- [Exercise prompt]
Locate all lines with the word "this" and copy them out.

(Stored records)

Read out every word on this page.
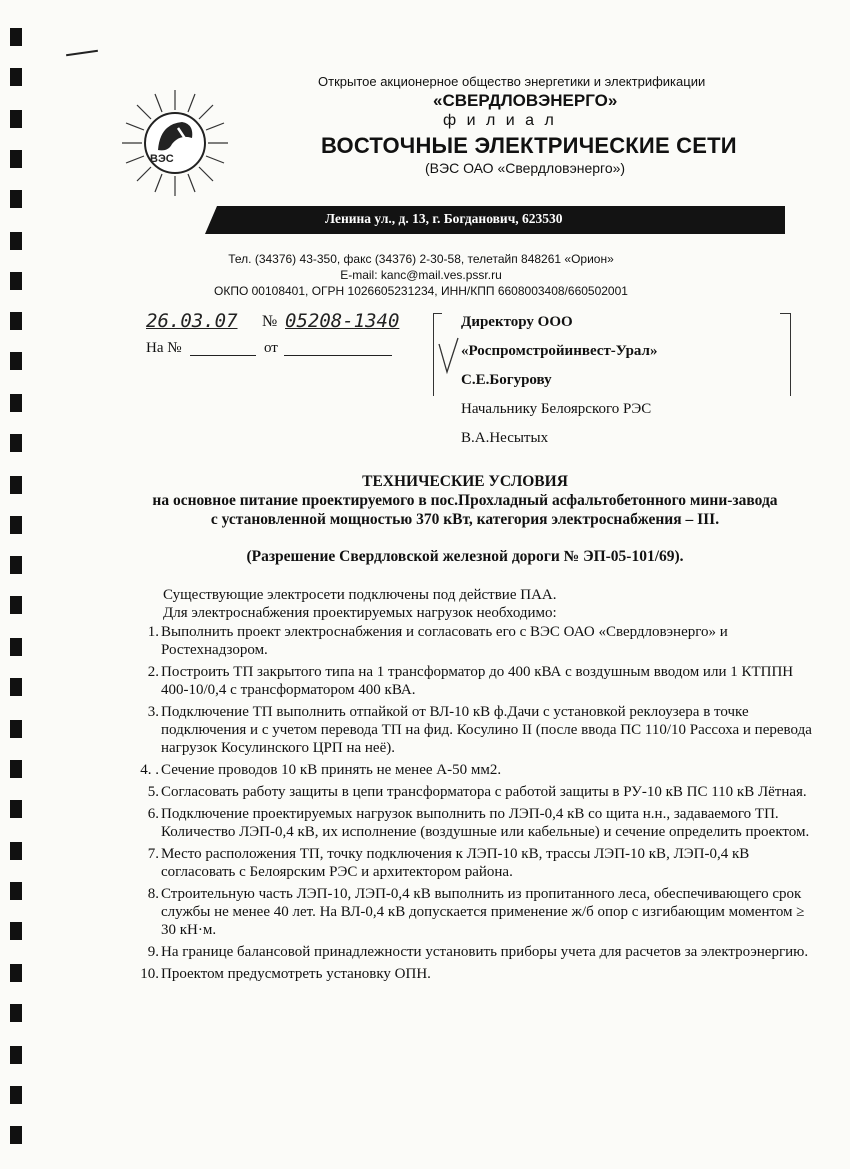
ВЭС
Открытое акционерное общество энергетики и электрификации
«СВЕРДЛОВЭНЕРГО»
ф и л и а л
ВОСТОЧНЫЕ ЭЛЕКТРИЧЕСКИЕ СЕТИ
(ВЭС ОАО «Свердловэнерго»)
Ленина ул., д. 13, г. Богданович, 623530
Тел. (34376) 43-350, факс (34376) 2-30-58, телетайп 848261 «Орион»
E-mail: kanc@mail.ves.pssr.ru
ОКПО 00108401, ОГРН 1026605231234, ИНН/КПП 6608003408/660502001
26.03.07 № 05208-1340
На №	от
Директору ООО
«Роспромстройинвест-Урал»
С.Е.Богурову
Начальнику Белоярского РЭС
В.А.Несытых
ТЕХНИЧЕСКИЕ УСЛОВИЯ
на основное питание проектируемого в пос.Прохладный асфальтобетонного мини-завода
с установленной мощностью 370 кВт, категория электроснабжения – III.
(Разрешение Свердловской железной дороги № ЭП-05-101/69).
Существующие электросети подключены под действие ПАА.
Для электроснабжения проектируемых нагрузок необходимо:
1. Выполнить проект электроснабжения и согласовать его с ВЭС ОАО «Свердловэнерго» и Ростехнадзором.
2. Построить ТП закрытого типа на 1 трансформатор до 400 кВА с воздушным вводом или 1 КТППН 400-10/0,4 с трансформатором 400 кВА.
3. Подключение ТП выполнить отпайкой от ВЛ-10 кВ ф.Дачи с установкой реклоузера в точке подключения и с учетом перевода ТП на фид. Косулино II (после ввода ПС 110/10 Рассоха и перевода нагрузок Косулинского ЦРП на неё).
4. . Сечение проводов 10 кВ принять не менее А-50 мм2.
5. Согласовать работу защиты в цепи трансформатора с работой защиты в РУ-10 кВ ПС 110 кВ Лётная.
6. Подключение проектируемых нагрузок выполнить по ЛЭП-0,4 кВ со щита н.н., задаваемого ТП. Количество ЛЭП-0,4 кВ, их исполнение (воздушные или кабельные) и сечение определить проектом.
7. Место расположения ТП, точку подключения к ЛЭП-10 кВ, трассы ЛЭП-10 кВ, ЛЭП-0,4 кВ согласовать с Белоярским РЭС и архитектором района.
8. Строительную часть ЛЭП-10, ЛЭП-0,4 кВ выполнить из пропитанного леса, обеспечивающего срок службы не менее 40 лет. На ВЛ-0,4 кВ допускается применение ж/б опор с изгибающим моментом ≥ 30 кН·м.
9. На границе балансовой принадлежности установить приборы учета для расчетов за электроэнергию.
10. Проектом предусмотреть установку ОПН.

* * *

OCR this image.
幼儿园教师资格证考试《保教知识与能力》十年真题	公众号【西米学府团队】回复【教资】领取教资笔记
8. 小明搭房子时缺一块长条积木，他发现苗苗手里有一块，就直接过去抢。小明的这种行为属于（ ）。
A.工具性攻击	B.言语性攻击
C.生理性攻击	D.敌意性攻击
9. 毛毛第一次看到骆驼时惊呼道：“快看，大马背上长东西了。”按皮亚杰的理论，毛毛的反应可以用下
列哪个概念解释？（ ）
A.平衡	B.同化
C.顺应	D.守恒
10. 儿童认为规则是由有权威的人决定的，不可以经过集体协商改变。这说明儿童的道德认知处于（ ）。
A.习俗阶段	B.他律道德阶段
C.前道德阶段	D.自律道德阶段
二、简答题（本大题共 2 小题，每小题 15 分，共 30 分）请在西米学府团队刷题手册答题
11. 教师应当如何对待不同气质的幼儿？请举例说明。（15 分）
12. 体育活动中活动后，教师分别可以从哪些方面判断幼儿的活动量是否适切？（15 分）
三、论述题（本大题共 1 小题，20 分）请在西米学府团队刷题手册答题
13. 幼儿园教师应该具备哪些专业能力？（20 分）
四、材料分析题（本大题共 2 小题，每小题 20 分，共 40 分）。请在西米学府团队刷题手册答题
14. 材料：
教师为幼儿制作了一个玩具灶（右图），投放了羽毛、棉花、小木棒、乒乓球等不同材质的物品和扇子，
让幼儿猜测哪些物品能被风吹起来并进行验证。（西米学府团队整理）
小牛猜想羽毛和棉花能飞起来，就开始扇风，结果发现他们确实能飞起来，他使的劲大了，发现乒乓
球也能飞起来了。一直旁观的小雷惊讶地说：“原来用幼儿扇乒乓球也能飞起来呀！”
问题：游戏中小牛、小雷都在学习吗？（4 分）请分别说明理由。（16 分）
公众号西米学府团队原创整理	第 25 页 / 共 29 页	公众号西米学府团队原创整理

- [Output]
Read out every word on this page.
OCR this image.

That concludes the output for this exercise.